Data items
--*--
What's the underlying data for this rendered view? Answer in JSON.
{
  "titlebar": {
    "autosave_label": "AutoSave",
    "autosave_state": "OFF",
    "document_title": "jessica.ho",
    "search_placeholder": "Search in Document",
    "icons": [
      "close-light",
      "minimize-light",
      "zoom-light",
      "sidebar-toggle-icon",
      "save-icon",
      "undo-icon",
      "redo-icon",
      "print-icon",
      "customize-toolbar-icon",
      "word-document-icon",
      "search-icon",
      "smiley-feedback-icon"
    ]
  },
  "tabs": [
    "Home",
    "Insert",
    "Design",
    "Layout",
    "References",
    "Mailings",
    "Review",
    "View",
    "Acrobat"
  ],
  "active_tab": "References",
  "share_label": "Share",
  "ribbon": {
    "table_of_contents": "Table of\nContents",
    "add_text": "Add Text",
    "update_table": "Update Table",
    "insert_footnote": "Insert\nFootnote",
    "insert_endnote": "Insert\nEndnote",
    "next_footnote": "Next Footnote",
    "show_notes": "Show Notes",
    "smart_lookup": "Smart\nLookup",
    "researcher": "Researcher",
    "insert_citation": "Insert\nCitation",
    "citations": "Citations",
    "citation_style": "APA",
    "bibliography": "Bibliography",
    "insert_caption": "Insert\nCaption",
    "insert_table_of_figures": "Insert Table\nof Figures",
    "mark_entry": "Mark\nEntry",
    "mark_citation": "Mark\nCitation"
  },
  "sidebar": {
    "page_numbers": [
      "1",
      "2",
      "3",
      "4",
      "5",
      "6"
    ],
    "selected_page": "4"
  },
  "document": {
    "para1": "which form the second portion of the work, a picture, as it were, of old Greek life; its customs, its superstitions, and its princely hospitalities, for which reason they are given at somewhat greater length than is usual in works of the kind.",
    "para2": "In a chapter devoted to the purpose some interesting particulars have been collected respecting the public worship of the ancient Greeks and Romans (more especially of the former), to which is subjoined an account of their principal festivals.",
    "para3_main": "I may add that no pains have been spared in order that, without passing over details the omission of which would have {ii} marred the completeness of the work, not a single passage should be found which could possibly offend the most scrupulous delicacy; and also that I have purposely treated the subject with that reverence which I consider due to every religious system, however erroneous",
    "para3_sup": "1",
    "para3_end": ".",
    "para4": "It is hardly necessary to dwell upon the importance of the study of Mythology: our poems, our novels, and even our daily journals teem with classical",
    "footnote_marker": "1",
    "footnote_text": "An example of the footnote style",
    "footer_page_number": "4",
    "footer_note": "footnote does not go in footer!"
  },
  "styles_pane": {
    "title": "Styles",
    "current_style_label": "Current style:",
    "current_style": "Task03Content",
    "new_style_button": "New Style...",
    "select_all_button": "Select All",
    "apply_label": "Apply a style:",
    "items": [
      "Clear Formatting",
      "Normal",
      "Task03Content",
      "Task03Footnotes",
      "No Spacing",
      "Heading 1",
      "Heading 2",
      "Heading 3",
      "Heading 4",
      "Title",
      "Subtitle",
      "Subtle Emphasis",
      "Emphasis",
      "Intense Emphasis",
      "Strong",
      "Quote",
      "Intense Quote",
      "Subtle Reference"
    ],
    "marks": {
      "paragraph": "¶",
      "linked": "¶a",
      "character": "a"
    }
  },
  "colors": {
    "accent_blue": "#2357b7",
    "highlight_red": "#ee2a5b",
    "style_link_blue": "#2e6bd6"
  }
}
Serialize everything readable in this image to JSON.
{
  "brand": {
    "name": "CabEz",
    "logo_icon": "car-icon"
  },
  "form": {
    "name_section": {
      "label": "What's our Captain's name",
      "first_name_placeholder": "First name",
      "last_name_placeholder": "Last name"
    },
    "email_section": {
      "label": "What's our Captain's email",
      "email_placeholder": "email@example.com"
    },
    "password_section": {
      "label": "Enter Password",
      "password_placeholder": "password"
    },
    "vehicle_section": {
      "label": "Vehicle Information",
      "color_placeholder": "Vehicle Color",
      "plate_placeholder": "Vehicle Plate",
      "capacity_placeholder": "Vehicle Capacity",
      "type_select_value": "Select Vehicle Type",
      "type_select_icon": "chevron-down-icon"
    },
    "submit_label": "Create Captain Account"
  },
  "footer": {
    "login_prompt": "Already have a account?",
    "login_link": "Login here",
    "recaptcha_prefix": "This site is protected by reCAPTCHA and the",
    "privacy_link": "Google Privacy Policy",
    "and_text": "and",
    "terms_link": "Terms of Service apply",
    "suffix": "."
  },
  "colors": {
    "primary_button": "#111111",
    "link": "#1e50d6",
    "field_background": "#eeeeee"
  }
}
--*--
Report only the count of lines that include the string "Table".

◆ COMPLETE RESPONSE:
3